Written exercise -
Print the records again, character for character.

Part of a data file:
◆ ◆ ◆ ◆ ◆ ◆ ◆
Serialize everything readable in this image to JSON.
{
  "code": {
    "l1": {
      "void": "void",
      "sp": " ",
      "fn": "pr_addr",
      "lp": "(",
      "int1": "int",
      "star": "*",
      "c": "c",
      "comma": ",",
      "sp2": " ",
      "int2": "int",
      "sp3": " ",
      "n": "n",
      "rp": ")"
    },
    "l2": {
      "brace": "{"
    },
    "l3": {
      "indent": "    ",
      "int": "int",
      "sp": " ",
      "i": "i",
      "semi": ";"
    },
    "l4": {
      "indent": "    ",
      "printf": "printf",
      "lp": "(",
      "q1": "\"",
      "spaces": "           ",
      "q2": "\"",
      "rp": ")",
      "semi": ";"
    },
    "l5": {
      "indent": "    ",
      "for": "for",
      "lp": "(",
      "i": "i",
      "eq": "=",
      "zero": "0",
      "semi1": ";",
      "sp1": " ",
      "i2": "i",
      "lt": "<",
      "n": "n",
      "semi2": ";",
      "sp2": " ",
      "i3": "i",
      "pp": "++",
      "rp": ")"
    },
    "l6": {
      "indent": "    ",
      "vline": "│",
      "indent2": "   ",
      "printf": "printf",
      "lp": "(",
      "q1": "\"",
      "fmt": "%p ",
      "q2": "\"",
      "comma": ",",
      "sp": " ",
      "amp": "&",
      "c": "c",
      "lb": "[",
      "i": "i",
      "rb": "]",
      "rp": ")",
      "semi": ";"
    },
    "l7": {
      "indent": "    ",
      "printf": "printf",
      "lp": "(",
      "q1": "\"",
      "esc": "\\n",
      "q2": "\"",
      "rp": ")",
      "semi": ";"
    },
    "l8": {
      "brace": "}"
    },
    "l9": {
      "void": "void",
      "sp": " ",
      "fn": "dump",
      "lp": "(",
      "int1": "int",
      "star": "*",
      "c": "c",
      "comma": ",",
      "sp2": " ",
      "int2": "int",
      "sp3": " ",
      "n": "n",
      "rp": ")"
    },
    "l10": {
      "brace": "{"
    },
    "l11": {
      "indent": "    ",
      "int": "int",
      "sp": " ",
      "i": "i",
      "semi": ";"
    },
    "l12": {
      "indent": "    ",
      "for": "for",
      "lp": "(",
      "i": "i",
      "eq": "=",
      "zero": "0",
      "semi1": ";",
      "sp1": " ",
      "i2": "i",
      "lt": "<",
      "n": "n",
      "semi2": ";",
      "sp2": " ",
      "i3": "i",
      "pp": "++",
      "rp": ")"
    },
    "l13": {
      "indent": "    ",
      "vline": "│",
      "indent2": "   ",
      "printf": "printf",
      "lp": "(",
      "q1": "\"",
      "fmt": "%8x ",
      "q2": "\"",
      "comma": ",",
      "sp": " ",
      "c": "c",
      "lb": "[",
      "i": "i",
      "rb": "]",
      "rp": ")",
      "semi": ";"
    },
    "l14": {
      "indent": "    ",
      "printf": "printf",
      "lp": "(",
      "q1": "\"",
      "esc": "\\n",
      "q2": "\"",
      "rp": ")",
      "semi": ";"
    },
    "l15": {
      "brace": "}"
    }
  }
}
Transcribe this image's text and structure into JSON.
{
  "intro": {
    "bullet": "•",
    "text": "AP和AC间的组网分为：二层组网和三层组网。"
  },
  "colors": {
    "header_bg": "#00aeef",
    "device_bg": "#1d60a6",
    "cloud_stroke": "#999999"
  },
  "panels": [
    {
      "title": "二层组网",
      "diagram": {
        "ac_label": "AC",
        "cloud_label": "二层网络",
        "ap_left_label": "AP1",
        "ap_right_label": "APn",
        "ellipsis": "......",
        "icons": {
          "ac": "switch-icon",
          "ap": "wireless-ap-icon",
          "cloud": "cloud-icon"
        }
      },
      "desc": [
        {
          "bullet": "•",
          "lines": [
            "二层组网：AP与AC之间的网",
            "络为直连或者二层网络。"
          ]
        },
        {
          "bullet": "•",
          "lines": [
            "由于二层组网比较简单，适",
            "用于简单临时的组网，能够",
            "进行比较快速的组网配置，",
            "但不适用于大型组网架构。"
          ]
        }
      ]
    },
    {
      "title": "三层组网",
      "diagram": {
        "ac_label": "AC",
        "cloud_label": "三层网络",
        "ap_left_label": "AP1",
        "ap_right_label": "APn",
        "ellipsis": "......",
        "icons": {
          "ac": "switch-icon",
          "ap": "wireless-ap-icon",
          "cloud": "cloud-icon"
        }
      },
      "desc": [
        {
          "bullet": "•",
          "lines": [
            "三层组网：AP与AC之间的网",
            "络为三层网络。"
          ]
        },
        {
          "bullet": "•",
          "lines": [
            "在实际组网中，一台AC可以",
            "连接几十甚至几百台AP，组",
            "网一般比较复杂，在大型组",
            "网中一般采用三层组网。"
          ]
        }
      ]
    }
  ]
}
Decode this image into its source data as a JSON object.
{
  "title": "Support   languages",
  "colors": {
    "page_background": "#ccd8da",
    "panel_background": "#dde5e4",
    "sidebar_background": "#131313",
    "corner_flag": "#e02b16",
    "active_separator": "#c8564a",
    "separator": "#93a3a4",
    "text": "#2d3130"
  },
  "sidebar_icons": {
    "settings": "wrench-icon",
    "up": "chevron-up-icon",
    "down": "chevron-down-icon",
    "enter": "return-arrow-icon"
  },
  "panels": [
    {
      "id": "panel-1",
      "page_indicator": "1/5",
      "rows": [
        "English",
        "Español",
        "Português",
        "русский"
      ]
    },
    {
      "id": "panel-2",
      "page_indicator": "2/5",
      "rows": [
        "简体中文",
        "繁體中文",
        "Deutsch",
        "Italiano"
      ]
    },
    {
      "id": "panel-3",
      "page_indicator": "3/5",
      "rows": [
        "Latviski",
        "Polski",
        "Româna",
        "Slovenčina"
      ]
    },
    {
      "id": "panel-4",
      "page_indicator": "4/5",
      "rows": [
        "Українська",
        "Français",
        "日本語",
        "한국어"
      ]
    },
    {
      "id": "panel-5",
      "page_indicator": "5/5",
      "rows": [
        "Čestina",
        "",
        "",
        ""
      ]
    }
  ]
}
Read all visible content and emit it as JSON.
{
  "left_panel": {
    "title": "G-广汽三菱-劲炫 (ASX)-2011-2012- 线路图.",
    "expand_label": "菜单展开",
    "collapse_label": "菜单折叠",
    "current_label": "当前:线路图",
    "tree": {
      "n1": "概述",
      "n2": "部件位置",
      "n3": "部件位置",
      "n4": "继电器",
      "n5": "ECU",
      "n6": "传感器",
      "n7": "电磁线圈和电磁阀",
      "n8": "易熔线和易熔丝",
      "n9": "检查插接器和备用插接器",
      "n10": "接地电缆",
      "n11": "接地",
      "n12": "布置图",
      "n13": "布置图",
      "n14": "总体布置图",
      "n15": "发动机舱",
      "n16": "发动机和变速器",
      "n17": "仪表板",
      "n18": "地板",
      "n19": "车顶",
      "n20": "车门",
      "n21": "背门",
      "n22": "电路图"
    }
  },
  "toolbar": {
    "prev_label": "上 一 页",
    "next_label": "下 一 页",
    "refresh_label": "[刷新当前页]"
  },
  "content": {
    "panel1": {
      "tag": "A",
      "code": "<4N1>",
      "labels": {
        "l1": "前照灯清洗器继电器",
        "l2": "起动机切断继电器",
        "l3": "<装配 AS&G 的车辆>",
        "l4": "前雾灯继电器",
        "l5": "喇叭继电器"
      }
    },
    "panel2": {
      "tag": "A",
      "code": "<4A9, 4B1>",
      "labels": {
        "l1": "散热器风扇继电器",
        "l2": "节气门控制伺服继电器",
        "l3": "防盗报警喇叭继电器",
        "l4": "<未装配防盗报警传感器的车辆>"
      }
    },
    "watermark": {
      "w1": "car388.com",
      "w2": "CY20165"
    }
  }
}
◆ ◆ ◆ ◆ ◆ ◆ ◆
Answer to this exercise -
Serialize everything readable in this image to JSON.
{
  "code": {
    "l1": {
      "void": "void",
      "sp": " ",
      "fn": "pr_addr",
      "lp": "(",
      "int1": "int",
      "star": "*",
      "c": "c",
      "comma": ",",
      "sp2": " ",
      "int2": "int",
      "sp3": " ",
      "n": "n",
      "rp": ")"
    },
    "l2": {
      "brace": "{"
    },
    "l3": {
      "indent": "    ",
      "int": "int",
      "sp": " ",
      "i": "i",
      "semi": ";"
    },
    "l4": {
      "indent": "    ",
      "printf": "printf",
      "lp": "(",
      "q1": "\"",
      "spaces": "           ",
      "q2": "\"",
      "rp": ")",
      "semi": ";"
    },
    "l5": {
      "indent": "    ",
      "for": "for",
      "lp": "(",
      "i": "i",
      "eq": "=",
      "zero": "0",
      "semi1": ";",
      "sp1": " ",
      "i2": "i",
      "lt": "<",
      "n": "n",
      "semi2": ";",
      "sp2": " ",
      "i3": "i",
      "pp": "++",
      "rp": ")"
    },
    "l6": {
      "indent": "    ",
      "vline": "│",
      "indent2": "   ",
      "printf": "printf",
      "lp": "(",
      "q1": "\"",
      "fmt": "%p ",
      "q2": "\"",
      "comma": ",",
      "sp": " ",
      "amp": "&",
      "c": "c",
      "lb": "[",
      "i": "i",
      "rb": "]",
      "rp": ")",
      "semi": ";"
    },
    "l7": {
      "indent": "    ",
      "printf": "printf",
      "lp": "(",
      "q1": "\"",
      "esc": "\\n",
      "q2": "\"",
      "rp": ")",
      "semi": ";"
    },
    "l8": {
      "brace": "}"
    },
    "l9": {
      "void": "void",
      "sp": " ",
      "fn": "dump",
      "lp": "(",
      "int1": "int",
      "star": "*",
      "c": "c",
      "comma": ",",
      "sp2": " ",
      "int2": "int",
      "sp3": " ",
      "n": "n",
      "rp": ")"
    },
    "l10": {
      "brace": "{"
    },
    "l11": {
      "indent": "    ",
      "int": "int",
      "sp": " ",
      "i": "i",
      "semi": ";"
    },
    "l12": {
      "indent": "    ",
      "for": "for",
      "lp": "(",
      "i": "i",
      "eq": "=",
      "zero": "0",
      "semi1": ";",
      "sp1": " ",
      "i2": "i",
      "lt": "<",
      "n": "n",
      "semi2": ";",
      "sp2": " ",
      "i3": "i",
      "pp": "++",
      "rp": ")"
    },
    "l13": {
      "indent": "    ",
      "vline": "│",
      "indent2": "   ",
      "printf": "printf",
      "lp": "(",
      "q1": "\"",
      "fmt": "%8x ",
      "q2": "\"",
      "comma": ",",
      "sp": " ",
      "c": "c",
      "lb": "[",
      "i": "i",
      "rb": "]",
      "rp": ")",
      "semi": ";"
    },
    "l14": {
      "indent": "    ",
      "printf": "printf",
      "lp": "(",
      "q1": "\"",
      "esc": "\\n",
      "q2": "\"",
      "rp": ")",
      "semi": ";"
    },
    "l15": {
      "brace": "}"
    }
  }
}
Transcribe this image's text and structure into JSON.
{
  "intro": {
    "bullet": "•",
    "text": "AP和AC间的组网分为：二层组网和三层组网。"
  },
  "colors": {
    "header_bg": "#00aeef",
    "device_bg": "#1d60a6",
    "cloud_stroke": "#999999"
  },
  "panels": [
    {
      "title": "二层组网",
      "diagram": {
        "ac_label": "AC",
        "cloud_label": "二层网络",
        "ap_left_label": "AP1",
        "ap_right_label": "APn",
        "ellipsis": "......",
        "icons": {
          "ac": "switch-icon",
          "ap": "wireless-ap-icon",
          "cloud": "cloud-icon"
        }
      },
      "desc": [
        {
          "bullet": "•",
          "lines": [
            "二层组网：AP与AC之间的网",
            "络为直连或者二层网络。"
          ]
        },
        {
          "bullet": "•",
          "lines": [
            "由于二层组网比较简单，适",
            "用于简单临时的组网，能够",
            "进行比较快速的组网配置，",
            "但不适用于大型组网架构。"
          ]
        }
      ]
    },
    {
      "title": "三层组网",
      "diagram": {
        "ac_label": "AC",
        "cloud_label": "三层网络",
        "ap_left_label": "AP1",
        "ap_right_label": "APn",
        "ellipsis": "......",
        "icons": {
          "ac": "switch-icon",
          "ap": "wireless-ap-icon",
          "cloud": "cloud-icon"
        }
      },
      "desc": [
        {
          "bullet": "•",
          "lines": [
            "三层组网：AP与AC之间的网",
            "络为三层网络。"
          ]
        },
        {
          "bullet": "•",
          "lines": [
            "在实际组网中，一台AC可以",
            "连接几十甚至几百台AP，组",
            "网一般比较复杂，在大型组",
            "网中一般采用三层组网。"
          ]
        }
      ]
    }
  ]
}
Decode this image into its source data as a JSON object.
{
  "title": "Support   languages",
  "colors": {
    "page_background": "#ccd8da",
    "panel_background": "#dde5e4",
    "sidebar_background": "#131313",
    "corner_flag": "#e02b16",
    "active_separator": "#c8564a",
    "separator": "#93a3a4",
    "text": "#2d3130"
  },
  "sidebar_icons": {
    "settings": "wrench-icon",
    "up": "chevron-up-icon",
    "down": "chevron-down-icon",
    "enter": "return-arrow-icon"
  },
  "panels": [
    {
      "id": "panel-1",
      "page_indicator": "1/5",
      "rows": [
        "English",
        "Español",
        "Português",
        "русский"
      ]
    },
    {
      "id": "panel-2",
      "page_indicator": "2/5",
      "rows": [
        "简体中文",
        "繁體中文",
        "Deutsch",
        "Italiano"
      ]
    },
    {
      "id": "panel-3",
      "page_indicator": "3/5",
      "rows": [
        "Latviski",
        "Polski",
        "Româna",
        "Slovenčina"
      ]
    },
    {
      "id": "panel-4",
      "page_indicator": "4/5",
      "rows": [
        "Українська",
        "Français",
        "日本語",
        "한국어"
      ]
    },
    {
      "id": "panel-5",
      "page_indicator": "5/5",
      "rows": [
        "Čestina",
        "",
        "",
        ""
      ]
    }
  ]
}
Read all visible content and emit it as JSON.
{
  "left_panel": {
    "title": "G-广汽三菱-劲炫 (ASX)-2011-2012- 线路图.",
    "expand_label": "菜单展开",
    "collapse_label": "菜单折叠",
    "current_label": "当前:线路图",
    "tree": {
      "n1": "概述",
      "n2": "部件位置",
      "n3": "部件位置",
      "n4": "继电器",
      "n5": "ECU",
      "n6": "传感器",
      "n7": "电磁线圈和电磁阀",
      "n8": "易熔线和易熔丝",
      "n9": "检查插接器和备用插接器",
      "n10": "接地电缆",
      "n11": "接地",
      "n12": "布置图",
      "n13": "布置图",
      "n14": "总体布置图",
      "n15": "发动机舱",
      "n16": "发动机和变速器",
      "n17": "仪表板",
      "n18": "地板",
      "n19": "车顶",
      "n20": "车门",
      "n21": "背门",
      "n22": "电路图"
    }
  },
  "toolbar": {
    "prev_label": "上 一 页",
    "next_label": "下 一 页",
    "refresh_label": "[刷新当前页]"
  },
  "content": {
    "panel1": {
      "tag": "A",
      "code": "<4N1>",
      "labels": {
        "l1": "前照灯清洗器继电器",
        "l2": "起动机切断继电器",
        "l3": "<装配 AS&G 的车辆>",
        "l4": "前雾灯继电器",
        "l5": "喇叭继电器"
      }
    },
    "panel2": {
      "tag": "A",
      "code": "<4A9, 4B1>",
      "labels": {
        "l1": "散热器风扇继电器",
        "l2": "节气门控制伺服继电器",
        "l3": "防盗报警喇叭继电器",
        "l4": "<未装配防盗报警传感器的车辆>"
      }
    },
    "watermark": {
      "w1": "car388.com",
      "w2": "CY20165"
    }
  }
}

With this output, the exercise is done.